PAGE EXCERPT
((
Why 1%? My instance fails more than that all day on bad ad-hoc queries.
Then your baseline is unusually high and you should tune the threshold in the Sensitivity tab. 1% is the default because a well-behaved production instance, where applications send validated SQL, sits far below it. If interactive ad-hoc usage routinely pushes you over 1%, consider routing those users to a separate instance or profile so their typos do not mask real application-side faults.
The rate is over 1% but my QPS is tiny right now. Should I worry?
Read it carefully. At very low query volume the percentage is volatile: 1 failure out of 30 queries is over 3% but may just be one bad query. The sustained-5-minute gate helps, but at genuinely low volume always look at the absolute count too via Failed Queries (24h). The percentage is most meaningful at production query volumes.
My system.query_log is sampled, so the rate looks lower than reality. How do I fix it?
))
OBJECTIVES
**1)** According to the failure-rate FAQ, why is 1% the default threshold?
**2)** Pick up the failure-rate FAQ right after its last sentence and keep writing it.
The lines after this point come from a separate source, unrelated to the failure-rate FAQ.

SUPPLIED INFORMATION
((
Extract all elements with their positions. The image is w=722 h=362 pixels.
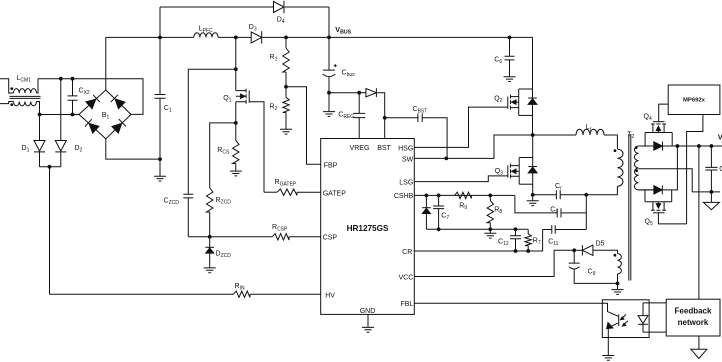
))
REPLIES
**1)** A well-behaved production instance, where applications send validated SQL, sits far below 1%.

**2)**
Set log_queries_probability = 1 (the default) so every query is logged. If a profile or query has lowered it for performance reasons, both this card and any manual query will undercount failures proportionally. Accurate error-rate measurement depends on a complete query log.
Does this include failed inserts and failed background merges?
Failed inserts that throw (including code 252 when the parts cap is hit) appear in system.query_log and are counted. Failed background merges are a different mechanism: they are logged in system.part_log and surfaced through the merge and parts cards, not here. This card is specifically the query-and-insert error rate.
On ClickHouse Cloud, is the query log available?
Yes. system.query_log is populated on ClickHouse Cloud the same way, and the rate query runs in the SQL console. The Cloud monitoring view also charts query error rate over time, which you can use to confirm the card’s spike windows against the managed service’s own readings.